● EXERCISE INSTRUCTIONS:
All records are to be retyped faithfully and completely.

#####

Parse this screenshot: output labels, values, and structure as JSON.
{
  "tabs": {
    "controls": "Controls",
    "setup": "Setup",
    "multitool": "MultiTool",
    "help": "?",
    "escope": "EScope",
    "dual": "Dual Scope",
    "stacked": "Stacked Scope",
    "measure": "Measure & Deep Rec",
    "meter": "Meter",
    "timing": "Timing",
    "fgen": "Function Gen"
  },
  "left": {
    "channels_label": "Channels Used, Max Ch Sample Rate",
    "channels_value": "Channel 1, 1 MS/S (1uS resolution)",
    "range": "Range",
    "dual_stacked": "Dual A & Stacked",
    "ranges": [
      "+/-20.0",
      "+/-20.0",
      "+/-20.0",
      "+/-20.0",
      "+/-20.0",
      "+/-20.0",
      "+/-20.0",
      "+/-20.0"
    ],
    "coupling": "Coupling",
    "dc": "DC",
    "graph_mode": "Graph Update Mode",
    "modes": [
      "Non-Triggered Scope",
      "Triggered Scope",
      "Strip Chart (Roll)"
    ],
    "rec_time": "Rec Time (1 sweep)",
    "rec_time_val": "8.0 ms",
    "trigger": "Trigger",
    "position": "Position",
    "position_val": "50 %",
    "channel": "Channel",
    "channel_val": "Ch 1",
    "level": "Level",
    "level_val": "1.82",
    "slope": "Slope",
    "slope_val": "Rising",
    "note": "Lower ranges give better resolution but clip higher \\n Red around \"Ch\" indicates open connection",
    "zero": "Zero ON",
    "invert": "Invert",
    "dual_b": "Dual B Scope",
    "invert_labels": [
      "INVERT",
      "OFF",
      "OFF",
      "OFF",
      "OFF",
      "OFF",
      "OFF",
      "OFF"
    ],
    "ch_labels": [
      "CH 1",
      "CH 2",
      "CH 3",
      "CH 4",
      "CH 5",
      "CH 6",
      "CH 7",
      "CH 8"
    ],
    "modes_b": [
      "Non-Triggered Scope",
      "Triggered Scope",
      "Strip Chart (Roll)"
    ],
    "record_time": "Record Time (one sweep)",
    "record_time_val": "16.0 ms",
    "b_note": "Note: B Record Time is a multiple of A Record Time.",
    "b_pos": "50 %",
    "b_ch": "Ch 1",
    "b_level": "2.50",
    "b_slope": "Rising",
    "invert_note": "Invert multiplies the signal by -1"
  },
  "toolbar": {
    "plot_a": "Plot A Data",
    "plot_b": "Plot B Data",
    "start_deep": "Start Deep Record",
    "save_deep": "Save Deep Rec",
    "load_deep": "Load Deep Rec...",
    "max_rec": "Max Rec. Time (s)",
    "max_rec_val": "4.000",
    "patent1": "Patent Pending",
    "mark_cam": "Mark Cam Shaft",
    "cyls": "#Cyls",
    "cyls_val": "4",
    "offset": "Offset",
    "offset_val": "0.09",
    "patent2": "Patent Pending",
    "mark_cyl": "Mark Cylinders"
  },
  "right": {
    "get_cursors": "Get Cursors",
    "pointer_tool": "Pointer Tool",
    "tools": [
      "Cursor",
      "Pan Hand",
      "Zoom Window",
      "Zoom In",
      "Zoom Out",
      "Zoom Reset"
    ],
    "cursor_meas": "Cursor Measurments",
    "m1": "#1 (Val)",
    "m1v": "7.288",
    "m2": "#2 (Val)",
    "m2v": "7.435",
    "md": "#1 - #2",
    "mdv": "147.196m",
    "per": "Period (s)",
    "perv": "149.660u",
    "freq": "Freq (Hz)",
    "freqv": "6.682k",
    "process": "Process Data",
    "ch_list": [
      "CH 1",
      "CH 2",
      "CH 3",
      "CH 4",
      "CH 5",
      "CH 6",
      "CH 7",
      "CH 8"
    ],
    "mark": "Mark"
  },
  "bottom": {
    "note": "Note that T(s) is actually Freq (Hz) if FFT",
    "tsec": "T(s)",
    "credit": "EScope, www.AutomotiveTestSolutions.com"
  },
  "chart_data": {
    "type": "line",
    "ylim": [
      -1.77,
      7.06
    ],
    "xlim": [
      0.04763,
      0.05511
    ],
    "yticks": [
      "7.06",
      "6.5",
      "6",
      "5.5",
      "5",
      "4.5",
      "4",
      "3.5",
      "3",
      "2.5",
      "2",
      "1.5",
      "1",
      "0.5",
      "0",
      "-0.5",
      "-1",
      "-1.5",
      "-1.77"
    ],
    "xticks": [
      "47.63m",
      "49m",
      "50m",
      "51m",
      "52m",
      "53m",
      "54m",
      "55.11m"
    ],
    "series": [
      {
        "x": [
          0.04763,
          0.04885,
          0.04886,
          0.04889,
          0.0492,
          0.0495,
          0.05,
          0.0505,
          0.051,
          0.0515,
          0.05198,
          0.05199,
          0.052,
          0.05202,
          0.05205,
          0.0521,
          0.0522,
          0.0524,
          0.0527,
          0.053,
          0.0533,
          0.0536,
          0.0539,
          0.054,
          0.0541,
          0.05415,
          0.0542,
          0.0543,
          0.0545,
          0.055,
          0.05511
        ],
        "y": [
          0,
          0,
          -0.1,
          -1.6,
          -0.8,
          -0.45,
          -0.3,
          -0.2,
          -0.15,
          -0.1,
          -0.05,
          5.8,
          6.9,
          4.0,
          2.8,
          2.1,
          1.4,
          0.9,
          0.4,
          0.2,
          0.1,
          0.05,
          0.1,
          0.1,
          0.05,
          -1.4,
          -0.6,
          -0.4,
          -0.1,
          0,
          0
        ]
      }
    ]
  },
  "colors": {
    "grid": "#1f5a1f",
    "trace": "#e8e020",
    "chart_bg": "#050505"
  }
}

#####

● SOLUTION TO THE EXERCISE:
Parse this screenshot: output labels, values, and structure as JSON.
{
  "tabs": {
    "controls": "Controls",
    "setup": "Setup",
    "multitool": "MultiTool",
    "help": "?",
    "escope": "EScope",
    "dual": "Dual Scope",
    "stacked": "Stacked Scope",
    "measure": "Measure & Deep Rec",
    "meter": "Meter",
    "timing": "Timing",
    "fgen": "Function Gen"
  },
  "left": {
    "channels_label": "Channels Used, Max Ch Sample Rate",
    "channels_value": "Channel 1, 1 MS/S (1uS resolution)",
    "range": "Range",
    "dual_stacked": "Dual A & Stacked",
    "ranges": [
      "+/-20.0",
      "+/-20.0",
      "+/-20.0",
      "+/-20.0",
      "+/-20.0",
      "+/-20.0",
      "+/-20.0",
      "+/-20.0"
    ],
    "coupling": "Coupling",
    "dc": "DC",
    "graph_mode": "Graph Update Mode",
    "modes": [
      "Non-Triggered Scope",
      "Triggered Scope",
      "Strip Chart (Roll)"
    ],
    "rec_time": "Rec Time (1 sweep)",
    "rec_time_val": "8.0 ms",
    "trigger": "Trigger",
    "position": "Position",
    "position_val": "50 %",
    "channel": "Channel",
    "channel_val": "Ch 1",
    "level": "Level",
    "level_val": "1.82",
    "slope": "Slope",
    "slope_val": "Rising",
    "note": "Lower ranges give better resolution but clip higher \\n Red around \"Ch\" indicates open connection",
    "zero": "Zero ON",
    "invert": "Invert",
    "dual_b": "Dual B Scope",
    "invert_labels": [
      "INVERT",
      "OFF",
      "OFF",
      "OFF",
      "OFF",
      "OFF",
      "OFF",
      "OFF"
    ],
    "ch_labels": [
      "CH 1",
      "CH 2",
      "CH 3",
      "CH 4",
      "CH 5",
      "CH 6",
      "CH 7",
      "CH 8"
    ],
    "modes_b": [
      "Non-Triggered Scope",
      "Triggered Scope",
      "Strip Chart (Roll)"
    ],
    "record_time": "Record Time (one sweep)",
    "record_time_val": "16.0 ms",
    "b_note": "Note: B Record Time is a multiple of A Record Time.",
    "b_pos": "50 %",
    "b_ch": "Ch 1",
    "b_level": "2.50",
    "b_slope": "Rising",
    "invert_note": "Invert multiplies the signal by -1"
  },
  "toolbar": {
    "plot_a": "Plot A Data",
    "plot_b": "Plot B Data",
    "start_deep": "Start Deep Record",
    "save_deep": "Save Deep Rec",
    "load_deep": "Load Deep Rec...",
    "max_rec": "Max Rec. Time (s)",
    "max_rec_val": "4.000",
    "patent1": "Patent Pending",
    "mark_cam": "Mark Cam Shaft",
    "cyls": "#Cyls",
    "cyls_val": "4",
    "offset": "Offset",
    "offset_val": "0.09",
    "patent2": "Patent Pending",
    "mark_cyl": "Mark Cylinders"
  },
  "right": {
    "get_cursors": "Get Cursors",
    "pointer_tool": "Pointer Tool",
    "tools": [
      "Cursor",
      "Pan Hand",
      "Zoom Window",
      "Zoom In",
      "Zoom Out",
      "Zoom Reset"
    ],
    "cursor_meas": "Cursor Measurments",
    "m1": "#1 (Val)",
    "m1v": "7.288",
    "m2": "#2 (Val)",
    "m2v": "7.435",
    "md": "#1 - #2",
    "mdv": "147.196m",
    "per": "Period (s)",
    "perv": "149.660u",
    "freq": "Freq (Hz)",
    "freqv": "6.682k",
    "process": "Process Data",
    "ch_list": [
      "CH 1",
      "CH 2",
      "CH 3",
      "CH 4",
      "CH 5",
      "CH 6",
      "CH 7",
      "CH 8"
    ],
    "mark": "Mark"
  },
  "bottom": {
    "note": "Note that T(s) is actually Freq (Hz) if FFT",
    "tsec": "T(s)",
    "credit": "EScope, www.AutomotiveTestSolutions.com"
  },
  "chart_data": {
    "type": "line",
    "ylim": [
      -1.77,
      7.06
    ],
    "xlim": [
      0.04763,
      0.05511
    ],
    "yticks": [
      "7.06",
      "6.5",
      "6",
      "5.5",
      "5",
      "4.5",
      "4",
      "3.5",
      "3",
      "2.5",
      "2",
      "1.5",
      "1",
      "0.5",
      "0",
      "-0.5",
      "-1",
      "-1.5",
      "-1.77"
    ],
    "xticks": [
      "47.63m",
      "49m",
      "50m",
      "51m",
      "52m",
      "53m",
      "54m",
      "55.11m"
    ],
    "series": [
      {
        "x": [
          0.04763,
          0.04885,
          0.04886,
          0.04889,
          0.0492,
          0.0495,
          0.05,
          0.0505,
          0.051,
          0.0515,
          0.05198,
          0.05199,
          0.052,
          0.05202,
          0.05205,
          0.0521,
          0.0522,
          0.0524,
          0.0527,
          0.053,
          0.0533,
          0.0536,
          0.0539,
          0.054,
          0.0541,
          0.05415,
          0.0542,
          0.0543,
          0.0545,
          0.055,
          0.05511
        ],
        "y": [
          0,
          0,
          -0.1,
          -1.6,
          -0.8,
          -0.45,
          -0.3,
          -0.2,
          -0.15,
          -0.1,
          -0.05,
          5.8,
          6.9,
          4.0,
          2.8,
          2.1,
          1.4,
          0.9,
          0.4,
          0.2,
          0.1,
          0.05,
          0.1,
          0.1,
          0.05,
          -1.4,
          -0.6,
          -0.4,
          -0.1,
          0,
          0
        ]
      }
    ]
  },
  "colors": {
    "grid": "#1f5a1f",
    "trace": "#e8e020",
    "chart_bg": "#050505"
  }
}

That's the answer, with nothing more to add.